▸ **What to produce**
Where a line holds "пространства", copy it.

--- BEGIN Data supplied ---

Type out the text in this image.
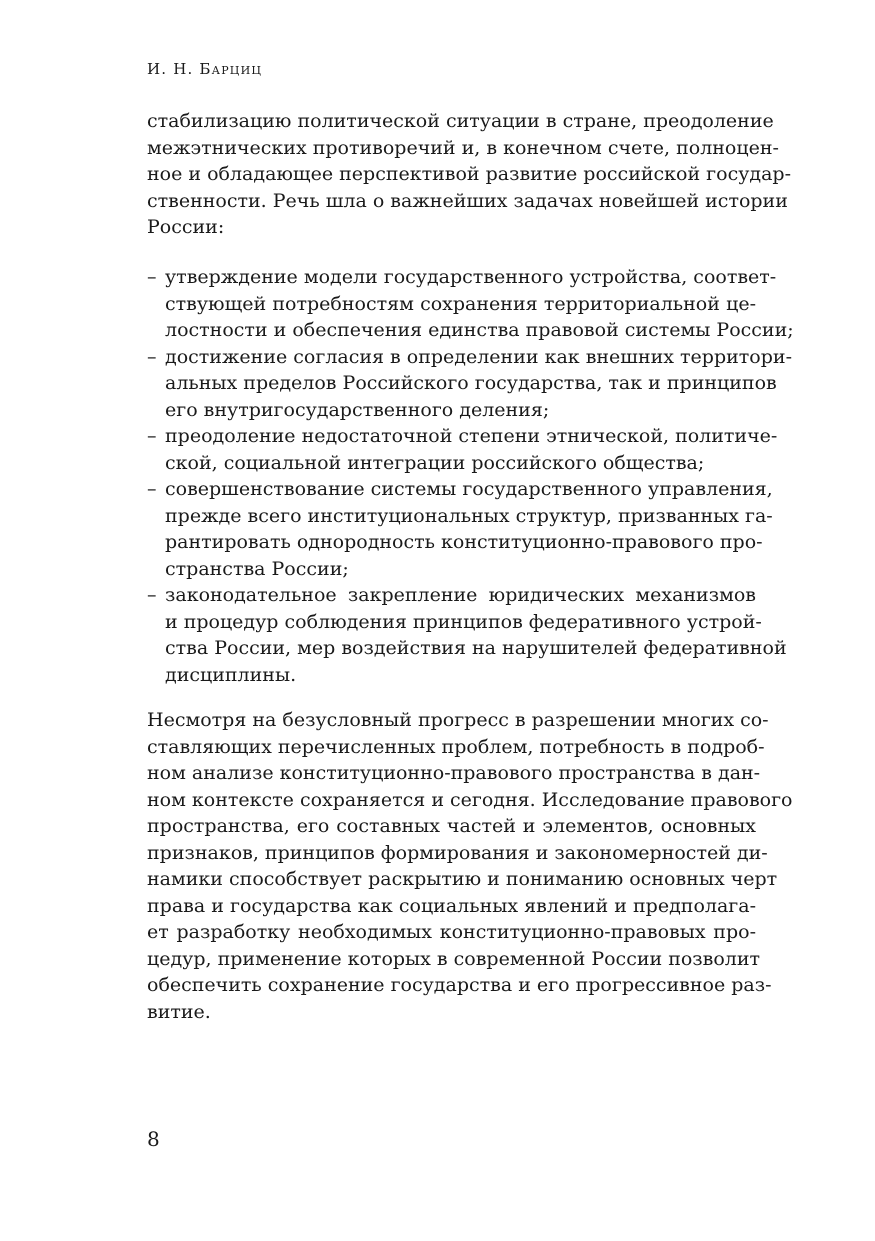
И. Н. Барциц
стабилизацию политической ситуации в стране, преодоление
межэтнических противоречий и, в конечном счете, полноцен-
ное и обладающее перспективой развитие российской государ-
ственности. Речь шла о важнейших задачах новейшей истории
России:
– утверждение модели государственного устройства, соответ-
ствующей потребностям сохранения территориальной це-
лостности и обеспечения единства правовой системы России;
– достижение согласия в определении как внешних территори-
альных пределов Российского государства, так и принципов
его внутригосударственного деления;
– преодоление недостаточной степени этнической, политиче-
ской, социальной интеграции российского общества;
– совершенствование системы государственного управления,
прежде всего институциональных структур, призванных га-
рантировать однородность конституционно-правового про-
странства России;
– законодательное закрепление юридических механизмов
и процедур соблюдения принципов федеративного устрой-
ства России, мер воздействия на нарушителей федеративной
дисциплины.
Несмотря на безусловный прогресс в разрешении многих со-
ставляющих перечисленных проблем, потребность в подроб-
ном анализе конституционно-правового пространства в дан-
ном контексте сохраняется и сегодня. Исследование правового
пространства, его составных частей и элементов, основных
признаков, принципов формирования и закономерностей ди-
намики способствует раскрытию и пониманию основных черт
права и государства как социальных явлений и предполага-
ет разработку необходимых конституционно-правовых про-
цедур, применение которых в современной России позволит
обеспечить сохранение государства и его прогрессивное раз-
витие.
8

--- END Data supplied ---

▸ **Response to this task**
ном анализе конституционно-правового пространства в дан-
пространства, его составных частей и элементов, основных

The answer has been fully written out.